Scan the data below. Pull out each line where "Daily" occurs.

[Entries with figure data]

---

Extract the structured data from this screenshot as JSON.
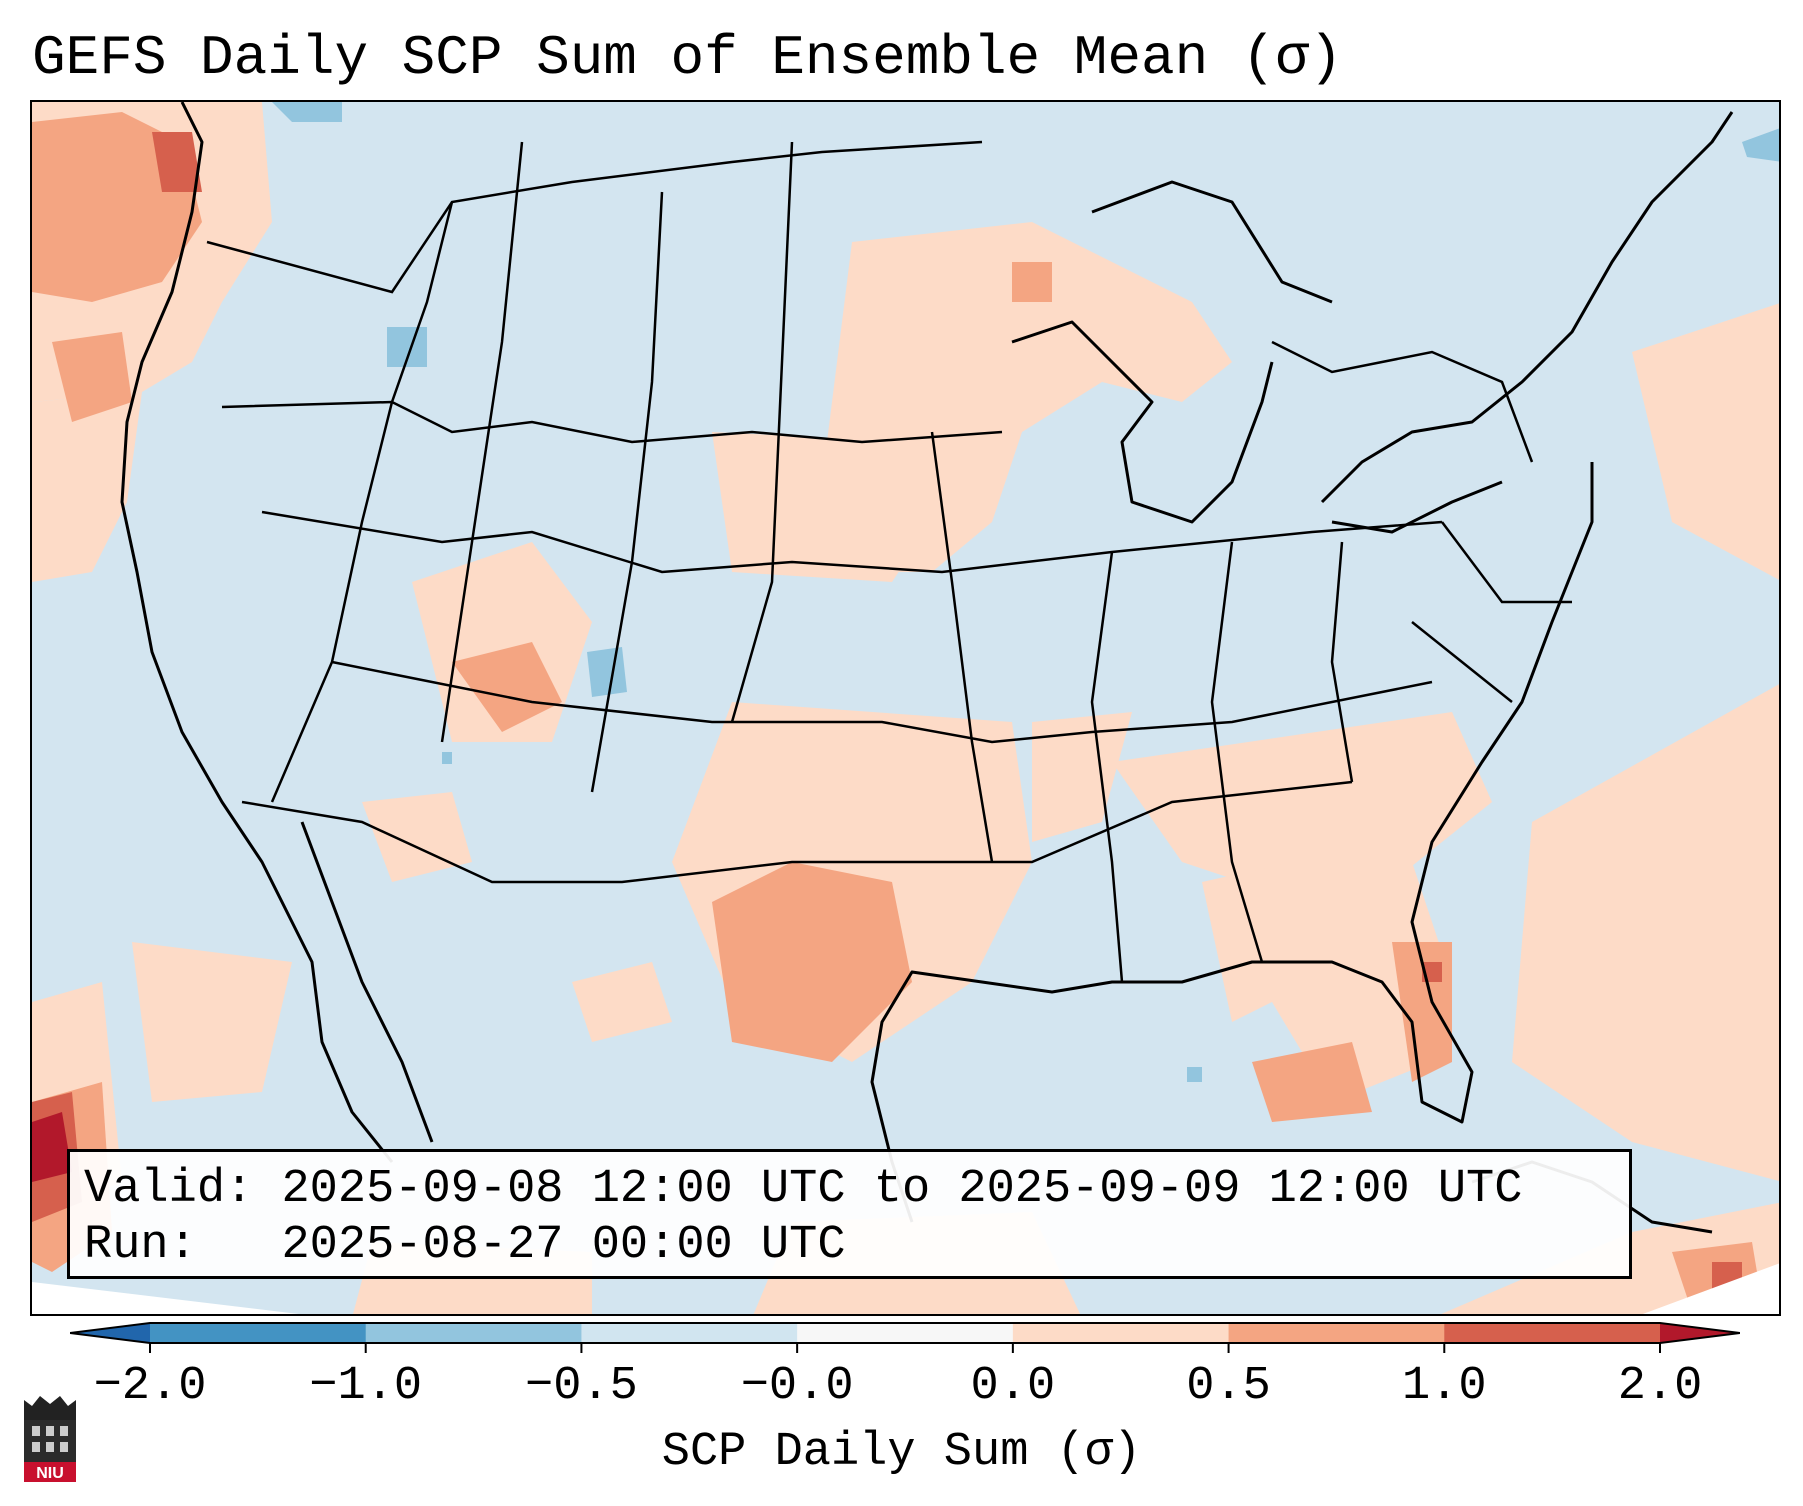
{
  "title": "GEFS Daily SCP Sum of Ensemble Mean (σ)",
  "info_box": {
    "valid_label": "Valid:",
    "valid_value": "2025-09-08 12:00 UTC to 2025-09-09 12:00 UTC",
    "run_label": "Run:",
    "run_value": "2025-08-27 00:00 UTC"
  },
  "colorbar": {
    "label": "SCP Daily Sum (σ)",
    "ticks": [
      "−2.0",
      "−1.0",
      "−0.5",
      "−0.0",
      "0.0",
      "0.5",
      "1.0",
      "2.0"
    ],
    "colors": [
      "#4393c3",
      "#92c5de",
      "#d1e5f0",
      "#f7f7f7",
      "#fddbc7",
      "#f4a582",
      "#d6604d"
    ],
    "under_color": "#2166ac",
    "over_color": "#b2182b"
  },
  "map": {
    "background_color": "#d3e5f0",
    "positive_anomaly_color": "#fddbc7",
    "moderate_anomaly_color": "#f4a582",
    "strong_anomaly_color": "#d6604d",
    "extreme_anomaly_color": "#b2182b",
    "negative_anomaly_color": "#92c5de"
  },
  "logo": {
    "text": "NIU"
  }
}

---

TASK RESPONSE:
  "title": "GEFS Daily SCP Sum of Ensemble Mean (σ)",
    "label": "SCP Daily Sum (σ)",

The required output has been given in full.